Stored entries
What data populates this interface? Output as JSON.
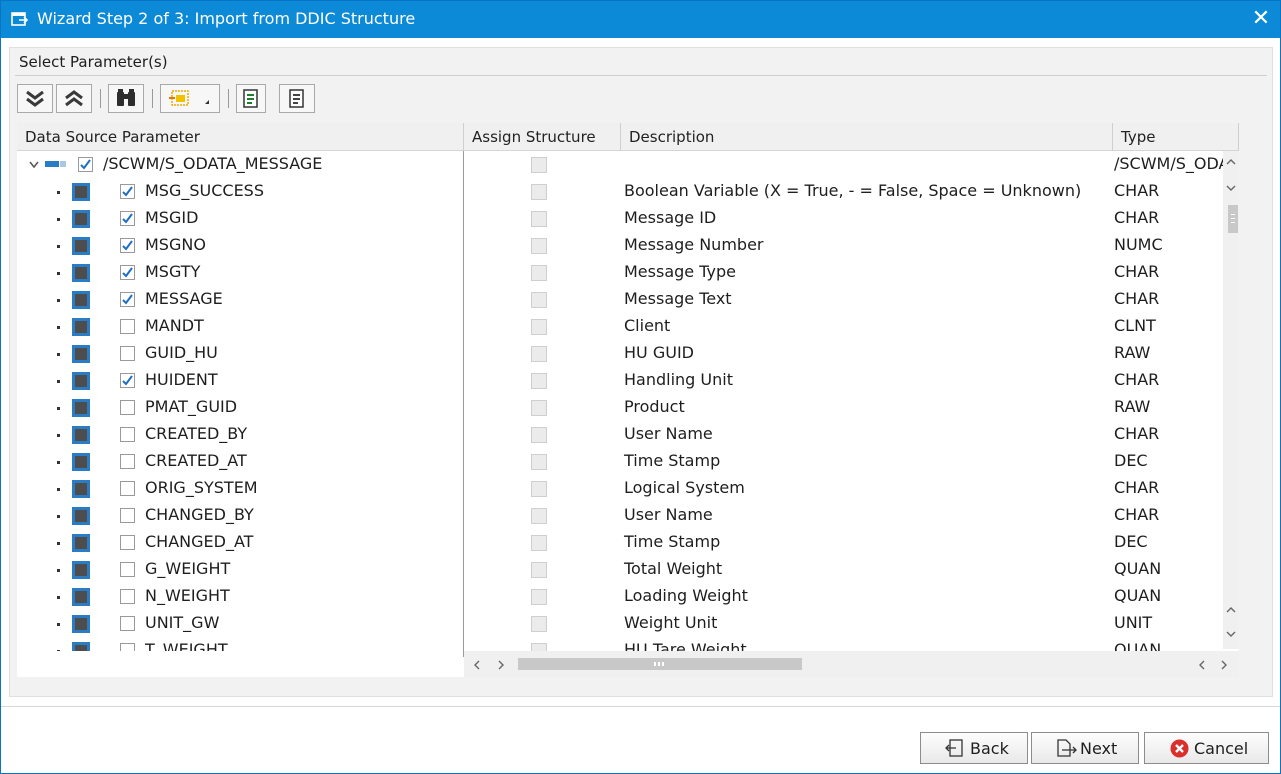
{
  "window": {
    "title": "Wizard Step 2 of 3: Import from DDIC Structure"
  },
  "section": {
    "title": "Select Parameter(s)"
  },
  "columns": {
    "param": "Data Source Parameter",
    "assign": "Assign Structure",
    "desc": "Description",
    "type": "Type"
  },
  "root": {
    "label": "/SCWM/S_ODATA_MESSAGE",
    "type": "/SCWM/S_ODA",
    "checked": true
  },
  "rows": [
    {
      "label": "MSG_SUCCESS",
      "desc": "Boolean Variable (X = True, - = False, Space = Unknown)",
      "type": "CHAR",
      "checked": true
    },
    {
      "label": "MSGID",
      "desc": "Message ID",
      "type": "CHAR",
      "checked": true
    },
    {
      "label": "MSGNO",
      "desc": "Message Number",
      "type": "NUMC",
      "checked": true
    },
    {
      "label": "MSGTY",
      "desc": "Message Type",
      "type": "CHAR",
      "checked": true
    },
    {
      "label": "MESSAGE",
      "desc": "Message Text",
      "type": "CHAR",
      "checked": true
    },
    {
      "label": "MANDT",
      "desc": "Client",
      "type": "CLNT",
      "checked": false
    },
    {
      "label": "GUID_HU",
      "desc": "HU GUID",
      "type": "RAW",
      "checked": false
    },
    {
      "label": "HUIDENT",
      "desc": "Handling Unit",
      "type": "CHAR",
      "checked": true
    },
    {
      "label": "PMAT_GUID",
      "desc": "Product",
      "type": "RAW",
      "checked": false
    },
    {
      "label": "CREATED_BY",
      "desc": "User Name",
      "type": "CHAR",
      "checked": false
    },
    {
      "label": "CREATED_AT",
      "desc": "Time Stamp",
      "type": "DEC",
      "checked": false
    },
    {
      "label": "ORIG_SYSTEM",
      "desc": "Logical System",
      "type": "CHAR",
      "checked": false
    },
    {
      "label": "CHANGED_BY",
      "desc": "User Name",
      "type": "CHAR",
      "checked": false
    },
    {
      "label": "CHANGED_AT",
      "desc": "Time Stamp",
      "type": "DEC",
      "checked": false
    },
    {
      "label": "G_WEIGHT",
      "desc": "Total Weight",
      "type": "QUAN",
      "checked": false
    },
    {
      "label": "N_WEIGHT",
      "desc": "Loading Weight",
      "type": "QUAN",
      "checked": false
    },
    {
      "label": "UNIT_GW",
      "desc": "Weight Unit",
      "type": "UNIT",
      "checked": false
    },
    {
      "label": "T_WEIGHT",
      "desc": "HU Tare Weight",
      "type": "QUAN",
      "checked": false
    }
  ],
  "buttons": {
    "back": "Back",
    "next": "Next",
    "cancel": "Cancel"
  },
  "colors": {
    "title_bar": "#0c8ad8",
    "tree_node": "#2a7dc4",
    "check": "#1f6fc4",
    "cancel_icon": "#d9302c"
  }
}
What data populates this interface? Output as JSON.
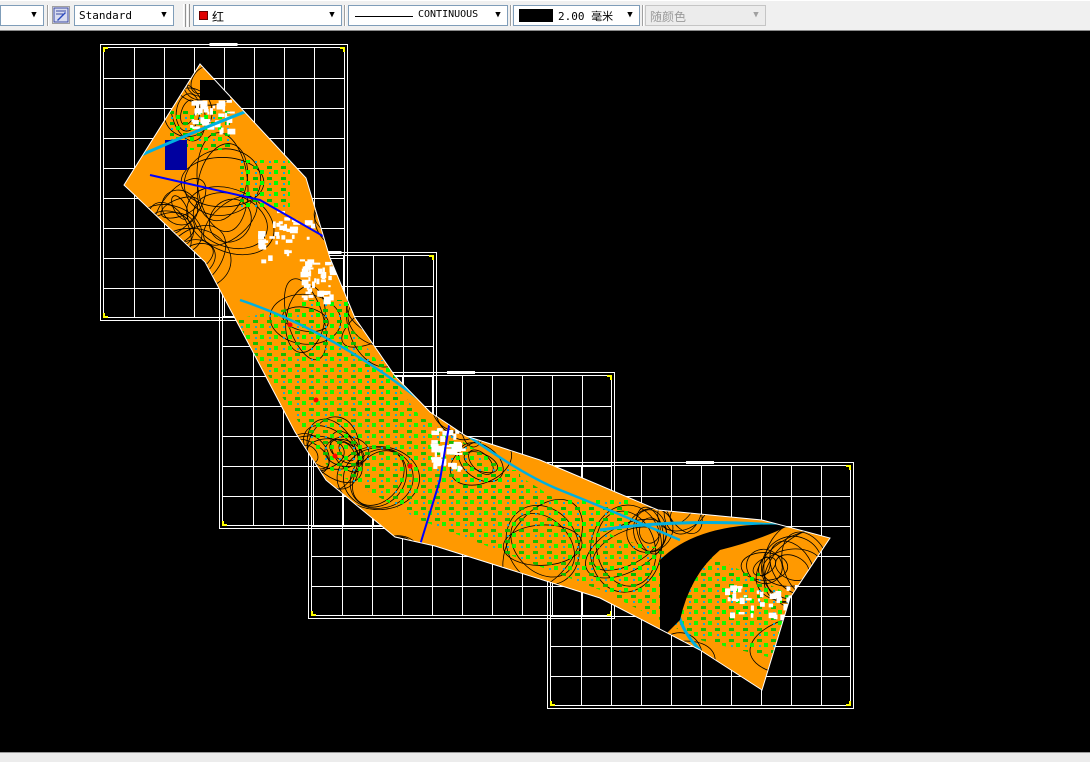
{
  "toolbar": {
    "text_style": "Standard",
    "color": {
      "label": "红",
      "swatch": "#e00000"
    },
    "linetype": "CONTINUOUS",
    "lineweight": "2.00 毫米",
    "plot_style": "随颜色"
  },
  "drawing": {
    "background": "#000000",
    "sheet_border_color": "#ffffff",
    "corner_mark_color": "#ffff00",
    "map_colors": {
      "terrain": "#ff9900",
      "vegetation": "#00c000",
      "bright_vegetation": "#00ff00",
      "water": "#00b0e0",
      "roads_blue": "#0000ff",
      "contours": "#000000",
      "built_area": "#ffffff",
      "marker": "#ff0000"
    }
  }
}
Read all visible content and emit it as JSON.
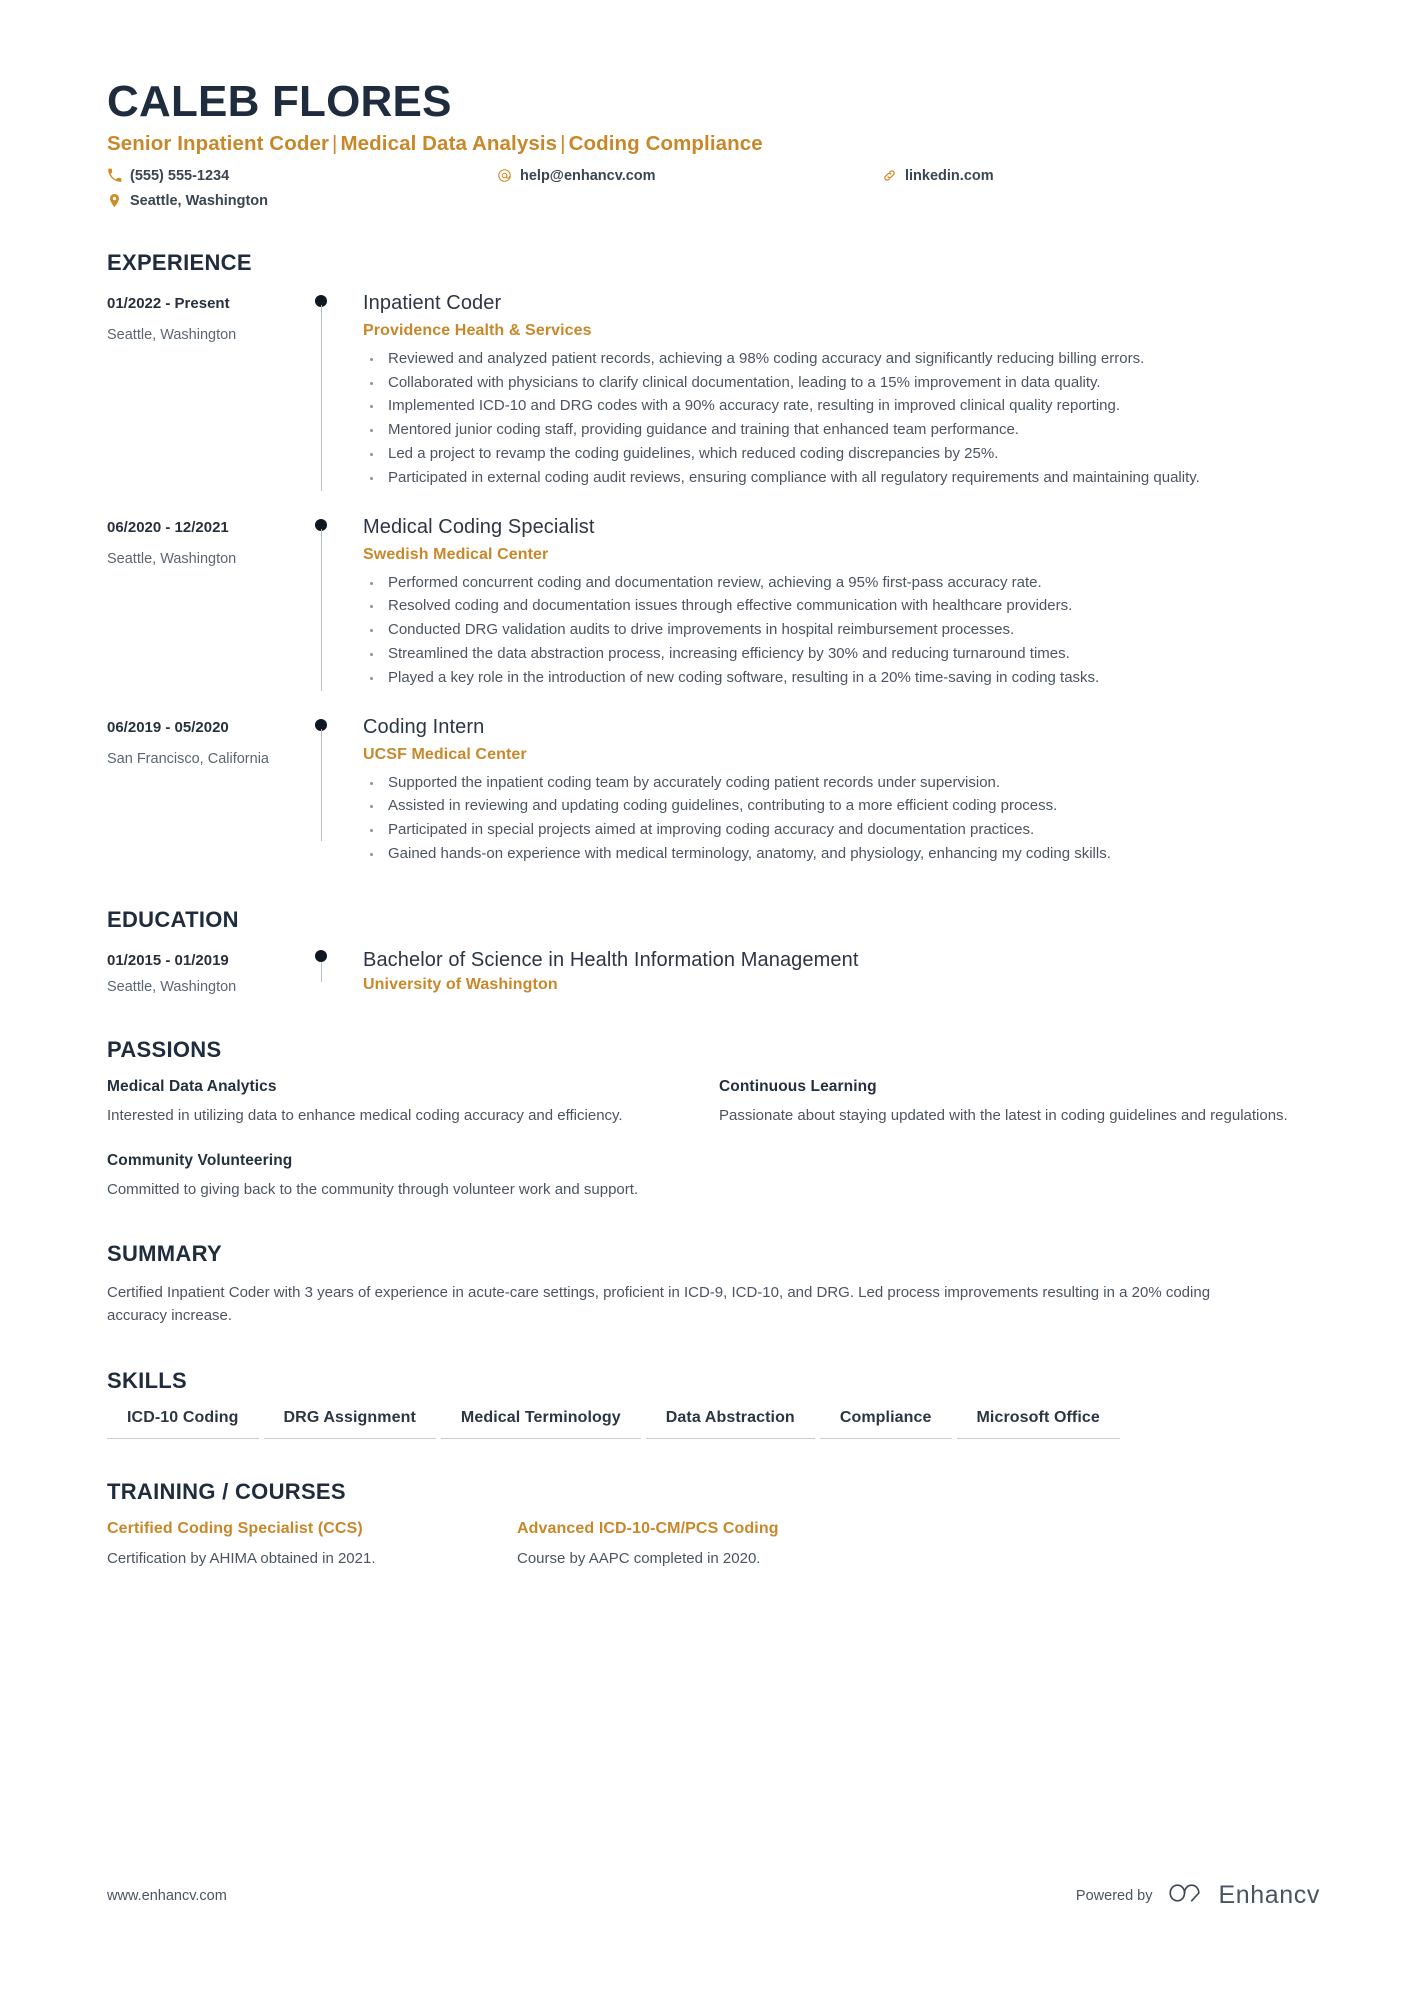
{
  "header": {
    "name": "CALEB FLORES",
    "headline_parts": [
      "Senior Inpatient Coder",
      "Medical Data Analysis",
      "Coding Compliance"
    ],
    "headline": "Senior Inpatient Coder | Medical Data Analysis | Coding Compliance",
    "contacts": [
      {
        "icon": "phone-icon",
        "text": "(555) 555-1234"
      },
      {
        "icon": "email-icon",
        "text": "help@enhancv.com"
      },
      {
        "icon": "link-icon",
        "text": "linkedin.com"
      },
      {
        "icon": "location-pin-icon",
        "text": "Seattle, Washington"
      }
    ]
  },
  "colors": {
    "accent": "#c8882a",
    "heading": "#1f2c3d",
    "body": "#4a5561",
    "rule": "#c9cdd2"
  },
  "sections": {
    "experience": {
      "title": "EXPERIENCE",
      "entries": [
        {
          "period": "01/2022 - Present",
          "location": "Seattle, Washington",
          "role": "Inpatient Coder",
          "organization": "Providence Health & Services",
          "bullets": [
            "Reviewed and analyzed patient records, achieving a 98% coding accuracy and significantly reducing billing errors.",
            "Collaborated with physicians to clarify clinical documentation, leading to a 15% improvement in data quality.",
            "Implemented ICD-10 and DRG codes with a 90% accuracy rate, resulting in improved clinical quality reporting.",
            "Mentored junior coding staff, providing guidance and training that enhanced team performance.",
            "Led a project to revamp the coding guidelines, which reduced coding discrepancies by 25%.",
            "Participated in external coding audit reviews, ensuring compliance with all regulatory requirements and maintaining quality."
          ]
        },
        {
          "period": "06/2020 - 12/2021",
          "location": "Seattle, Washington",
          "role": "Medical Coding Specialist",
          "organization": "Swedish Medical Center",
          "bullets": [
            "Performed concurrent coding and documentation review, achieving a 95% first-pass accuracy rate.",
            "Resolved coding and documentation issues through effective communication with healthcare providers.",
            "Conducted DRG validation audits to drive improvements in hospital reimbursement processes.",
            "Streamlined the data abstraction process, increasing efficiency by 30% and reducing turnaround times.",
            "Played a key role in the introduction of new coding software, resulting in a 20% time-saving in coding tasks."
          ]
        },
        {
          "period": "06/2019 - 05/2020",
          "location": "San Francisco, California",
          "role": "Coding Intern",
          "organization": "UCSF Medical Center",
          "bullets": [
            "Supported the inpatient coding team by accurately coding patient records under supervision.",
            "Assisted in reviewing and updating coding guidelines, contributing to a more efficient coding process.",
            "Participated in special projects aimed at improving coding accuracy and documentation practices.",
            "Gained hands-on experience with medical terminology, anatomy, and physiology, enhancing my coding skills."
          ]
        }
      ]
    },
    "education": {
      "title": "EDUCATION",
      "entries": [
        {
          "period": "01/2015 - 01/2019",
          "location": "Seattle, Washington",
          "degree": "Bachelor of Science in Health Information Management",
          "school": "University of Washington"
        }
      ]
    },
    "passions": {
      "title": "PASSIONS",
      "items": [
        {
          "title": "Medical Data Analytics",
          "description": "Interested in utilizing data to enhance medical coding accuracy and efficiency."
        },
        {
          "title": "Continuous Learning",
          "description": "Passionate about staying updated with the latest in coding guidelines and regulations."
        },
        {
          "title": "Community Volunteering",
          "description": "Committed to giving back to the community through volunteer work and support."
        }
      ]
    },
    "summary": {
      "title": "SUMMARY",
      "text": "Certified Inpatient Coder with 3 years of experience in acute-care settings, proficient in ICD-9, ICD-10, and DRG. Led process improvements resulting in a 20% coding accuracy increase."
    },
    "skills": {
      "title": "SKILLS",
      "items": [
        "ICD-10 Coding",
        "DRG Assignment",
        "Medical Terminology",
        "Data Abstraction",
        "Compliance",
        "Microsoft Office"
      ]
    },
    "training": {
      "title": "TRAINING / COURSES",
      "items": [
        {
          "title": "Certified Coding Specialist (CCS)",
          "description": "Certification by AHIMA obtained in 2021."
        },
        {
          "title": "Advanced ICD-10-CM/PCS Coding",
          "description": "Course by AAPC completed in 2020."
        }
      ]
    }
  },
  "footer": {
    "website": "www.enhancv.com",
    "powered_by": "Powered by",
    "brand": "Enhancv"
  }
}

▸ **Short exercise**: Copy out every line of the material above exactly, skipping the pictures.

▸ **Exercise result**:
What data populates this interface? Output as JSON.
{
  "window": {
    "title": "Wizard Step 2 of 3: Import from DDIC Structure"
  },
  "section": {
    "title": "Select Parameter(s)"
  },
  "columns": {
    "param": "Data Source Parameter",
    "assign": "Assign Structure",
    "desc": "Description",
    "type": "Type"
  },
  "root": {
    "label": "/SCWM/S_ODATA_MESSAGE",
    "type": "/SCWM/S_ODA",
    "checked": true
  },
  "rows": [
    {
      "label": "MSG_SUCCESS",
      "desc": "Boolean Variable (X = True, - = False, Space = Unknown)",
      "type": "CHAR",
      "checked": true
    },
    {
      "label": "MSGID",
      "desc": "Message ID",
      "type": "CHAR",
      "checked": true
    },
    {
      "label": "MSGNO",
      "desc": "Message Number",
      "type": "NUMC",
      "checked": true
    },
    {
      "label": "MSGTY",
      "desc": "Message Type",
      "type": "CHAR",
      "checked": true
    },
    {
      "label": "MESSAGE",
      "desc": "Message Text",
      "type": "CHAR",
      "checked": true
    },
    {
      "label": "MANDT",
      "desc": "Client",
      "type": "CLNT",
      "checked": false
    },
    {
      "label": "GUID_HU",
      "desc": "HU GUID",
      "type": "RAW",
      "checked": false
    },
    {
      "label": "HUIDENT",
      "desc": "Handling Unit",
      "type": "CHAR",
      "checked": true
    },
    {
      "label": "PMAT_GUID",
      "desc": "Product",
      "type": "RAW",
      "checked": false
    },
    {
      "label": "CREATED_BY",
      "desc": "User Name",
      "type": "CHAR",
      "checked": false
    },
    {
      "label": "CREATED_AT",
      "desc": "Time Stamp",
      "type": "DEC",
      "checked": false
    },
    {
      "label": "ORIG_SYSTEM",
      "desc": "Logical System",
      "type": "CHAR",
      "checked": false
    },
    {
      "label": "CHANGED_BY",
      "desc": "User Name",
      "type": "CHAR",
      "checked": false
    },
    {
      "label": "CHANGED_AT",
      "desc": "Time Stamp",
      "type": "DEC",
      "checked": false
    },
    {
      "label": "G_WEIGHT",
      "desc": "Total Weight",
      "type": "QUAN",
      "checked": false
    },
    {
      "label": "N_WEIGHT",
      "desc": "Loading Weight",
      "type": "QUAN",
      "checked": false
    },
    {
      "label": "UNIT_GW",
      "desc": "Weight Unit",
      "type": "UNIT",
      "checked": false
    },
    {
      "label": "T_WEIGHT",
      "desc": "HU Tare Weight",
      "type": "QUAN",
      "checked": false
    }
  ],
  "buttons": {
    "back": "Back",
    "next": "Next",
    "cancel": "Cancel"
  },
  "colors": {
    "title_bar": "#0c8ad8",
    "tree_node": "#2a7dc4",
    "check": "#1f6fc4",
    "cancel_icon": "#d9302c"
  }
}
What data populates this interface? Output as JSON.
{
  "toolbar": {
    "text_style": "Standard",
    "color": {
      "label": "红",
      "swatch": "#e00000"
    },
    "linetype": "CONTINUOUS",
    "lineweight": "2.00 毫米",
    "plot_style": "随颜色"
  },
  "drawing": {
    "background": "#000000",
    "sheet_border_color": "#ffffff",
    "corner_mark_color": "#ffff00",
    "map_colors": {
      "terrain": "#ff9900",
      "vegetation": "#00c000",
      "bright_vegetation": "#00ff00",
      "water": "#00b0e0",
      "roads_blue": "#0000ff",
      "contours": "#000000",
      "built_area": "#ffffff",
      "marker": "#ff0000"
    }
  }
}
Read all visible content and emit it as JSON.
{
  "header": {
    "name": "CALEB FLORES",
    "headline_parts": [
      "Senior Inpatient Coder",
      "Medical Data Analysis",
      "Coding Compliance"
    ],
    "headline": "Senior Inpatient Coder | Medical Data Analysis | Coding Compliance",
    "contacts": [
      {
        "icon": "phone-icon",
        "text": "(555) 555-1234"
      },
      {
        "icon": "email-icon",
        "text": "help@enhancv.com"
      },
      {
        "icon": "link-icon",
        "text": "linkedin.com"
      },
      {
        "icon": "location-pin-icon",
        "text": "Seattle, Washington"
      }
    ]
  },
  "colors": {
    "accent": "#c8882a",
    "heading": "#1f2c3d",
    "body": "#4a5561",
    "rule": "#c9cdd2"
  },
  "sections": {
    "experience": {
      "title": "EXPERIENCE",
      "entries": [
        {
          "period": "01/2022 - Present",
          "location": "Seattle, Washington",
          "role": "Inpatient Coder",
          "organization": "Providence Health & Services",
          "bullets": [
            "Reviewed and analyzed patient records, achieving a 98% coding accuracy and significantly reducing billing errors.",
            "Collaborated with physicians to clarify clinical documentation, leading to a 15% improvement in data quality.",
            "Implemented ICD-10 and DRG codes with a 90% accuracy rate, resulting in improved clinical quality reporting.",
            "Mentored junior coding staff, providing guidance and training that enhanced team performance.",
            "Led a project to revamp the coding guidelines, which reduced coding discrepancies by 25%.",
            "Participated in external coding audit reviews, ensuring compliance with all regulatory requirements and maintaining quality."
          ]
        },
        {
          "period": "06/2020 - 12/2021",
          "location": "Seattle, Washington",
          "role": "Medical Coding Specialist",
          "organization": "Swedish Medical Center",
          "bullets": [
            "Performed concurrent coding and documentation review, achieving a 95% first-pass accuracy rate.",
            "Resolved coding and documentation issues through effective communication with healthcare providers.",
            "Conducted DRG validation audits to drive improvements in hospital reimbursement processes.",
            "Streamlined the data abstraction process, increasing efficiency by 30% and reducing turnaround times.",
            "Played a key role in the introduction of new coding software, resulting in a 20% time-saving in coding tasks."
          ]
        },
        {
          "period": "06/2019 - 05/2020",
          "location": "San Francisco, California",
          "role": "Coding Intern",
          "organization": "UCSF Medical Center",
          "bullets": [
            "Supported the inpatient coding team by accurately coding patient records under supervision.",
            "Assisted in reviewing and updating coding guidelines, contributing to a more efficient coding process.",
            "Participated in special projects aimed at improving coding accuracy and documentation practices.",
            "Gained hands-on experience with medical terminology, anatomy, and physiology, enhancing my coding skills."
          ]
        }
      ]
    },
    "education": {
      "title": "EDUCATION",
      "entries": [
        {
          "period": "01/2015 - 01/2019",
          "location": "Seattle, Washington",
          "degree": "Bachelor of Science in Health Information Management",
          "school": "University of Washington"
        }
      ]
    },
    "passions": {
      "title": "PASSIONS",
      "items": [
        {
          "title": "Medical Data Analytics",
          "description": "Interested in utilizing data to enhance medical coding accuracy and efficiency."
        },
        {
          "title": "Continuous Learning",
          "description": "Passionate about staying updated with the latest in coding guidelines and regulations."
        },
        {
          "title": "Community Volunteering",
          "description": "Committed to giving back to the community through volunteer work and support."
        }
      ]
    },
    "summary": {
      "title": "SUMMARY",
      "text": "Certified Inpatient Coder with 3 years of experience in acute-care settings, proficient in ICD-9, ICD-10, and DRG. Led process improvements resulting in a 20% coding accuracy increase."
    },
    "skills": {
      "title": "SKILLS",
      "items": [
        "ICD-10 Coding",
        "DRG Assignment",
        "Medical Terminology",
        "Data Abstraction",
        "Compliance",
        "Microsoft Office"
      ]
    },
    "training": {
      "title": "TRAINING / COURSES",
      "items": [
        {
          "title": "Certified Coding Specialist (CCS)",
          "description": "Certification by AHIMA obtained in 2021."
        },
        {
          "title": "Advanced ICD-10-CM/PCS Coding",
          "description": "Course by AAPC completed in 2020."
        }
      ]
    }
  },
  "footer": {
    "website": "www.enhancv.com",
    "powered_by": "Powered by",
    "brand": "Enhancv"
  }
}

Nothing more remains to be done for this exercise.